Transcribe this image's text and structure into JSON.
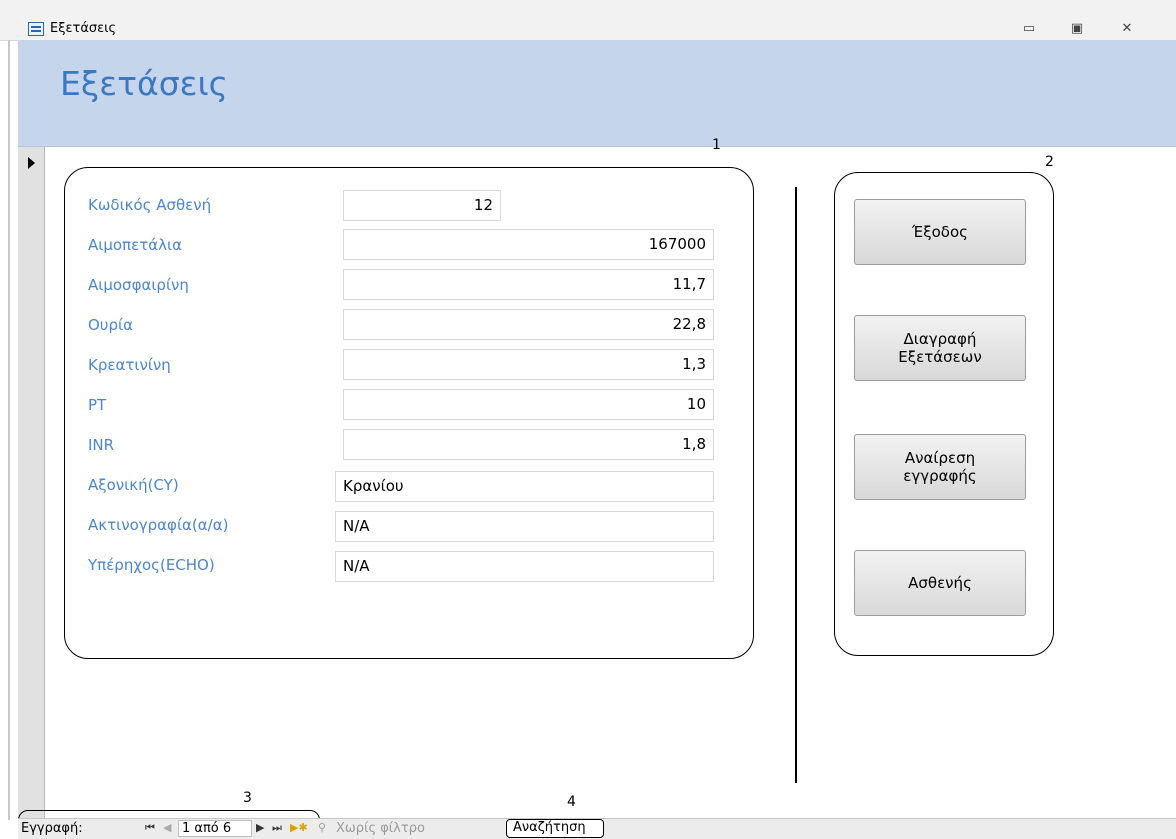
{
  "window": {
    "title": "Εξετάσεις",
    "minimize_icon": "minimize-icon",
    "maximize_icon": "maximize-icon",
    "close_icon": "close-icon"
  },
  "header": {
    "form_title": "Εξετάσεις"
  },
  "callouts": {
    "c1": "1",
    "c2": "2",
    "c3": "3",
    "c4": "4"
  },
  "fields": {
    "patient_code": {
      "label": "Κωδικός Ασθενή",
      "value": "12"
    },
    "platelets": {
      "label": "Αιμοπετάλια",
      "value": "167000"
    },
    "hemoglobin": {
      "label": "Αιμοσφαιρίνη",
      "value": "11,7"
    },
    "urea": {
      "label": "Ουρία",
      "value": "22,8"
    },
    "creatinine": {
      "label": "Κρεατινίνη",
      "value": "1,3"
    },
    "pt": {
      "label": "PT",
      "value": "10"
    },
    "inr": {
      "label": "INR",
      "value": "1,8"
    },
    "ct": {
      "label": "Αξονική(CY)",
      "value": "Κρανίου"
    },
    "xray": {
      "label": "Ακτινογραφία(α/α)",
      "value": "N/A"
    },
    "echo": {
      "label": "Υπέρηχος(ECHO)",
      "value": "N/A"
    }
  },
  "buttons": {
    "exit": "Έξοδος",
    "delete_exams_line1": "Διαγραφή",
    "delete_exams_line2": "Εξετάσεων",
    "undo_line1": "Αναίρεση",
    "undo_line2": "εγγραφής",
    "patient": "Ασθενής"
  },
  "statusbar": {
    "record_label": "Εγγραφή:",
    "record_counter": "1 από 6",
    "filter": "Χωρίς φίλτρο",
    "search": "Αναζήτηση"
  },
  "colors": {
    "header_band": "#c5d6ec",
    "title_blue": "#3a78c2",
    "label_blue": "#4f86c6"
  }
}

The problem. Extract the full listing above verbatim; pictures are to be left out of the copy.

Correct answer.
Transcribe this image's text and structure into JSON.
{
  "window": {
    "title": "Εξετάσεις",
    "minimize_icon": "minimize-icon",
    "maximize_icon": "maximize-icon",
    "close_icon": "close-icon"
  },
  "header": {
    "form_title": "Εξετάσεις"
  },
  "callouts": {
    "c1": "1",
    "c2": "2",
    "c3": "3",
    "c4": "4"
  },
  "fields": {
    "patient_code": {
      "label": "Κωδικός Ασθενή",
      "value": "12"
    },
    "platelets": {
      "label": "Αιμοπετάλια",
      "value": "167000"
    },
    "hemoglobin": {
      "label": "Αιμοσφαιρίνη",
      "value": "11,7"
    },
    "urea": {
      "label": "Ουρία",
      "value": "22,8"
    },
    "creatinine": {
      "label": "Κρεατινίνη",
      "value": "1,3"
    },
    "pt": {
      "label": "PT",
      "value": "10"
    },
    "inr": {
      "label": "INR",
      "value": "1,8"
    },
    "ct": {
      "label": "Αξονική(CY)",
      "value": "Κρανίου"
    },
    "xray": {
      "label": "Ακτινογραφία(α/α)",
      "value": "N/A"
    },
    "echo": {
      "label": "Υπέρηχος(ECHO)",
      "value": "N/A"
    }
  },
  "buttons": {
    "exit": "Έξοδος",
    "delete_exams_line1": "Διαγραφή",
    "delete_exams_line2": "Εξετάσεων",
    "undo_line1": "Αναίρεση",
    "undo_line2": "εγγραφής",
    "patient": "Ασθενής"
  },
  "statusbar": {
    "record_label": "Εγγραφή:",
    "record_counter": "1 από 6",
    "filter": "Χωρίς φίλτρο",
    "search": "Αναζήτηση"
  },
  "colors": {
    "header_band": "#c5d6ec",
    "title_blue": "#3a78c2",
    "label_blue": "#4f86c6"
  }
}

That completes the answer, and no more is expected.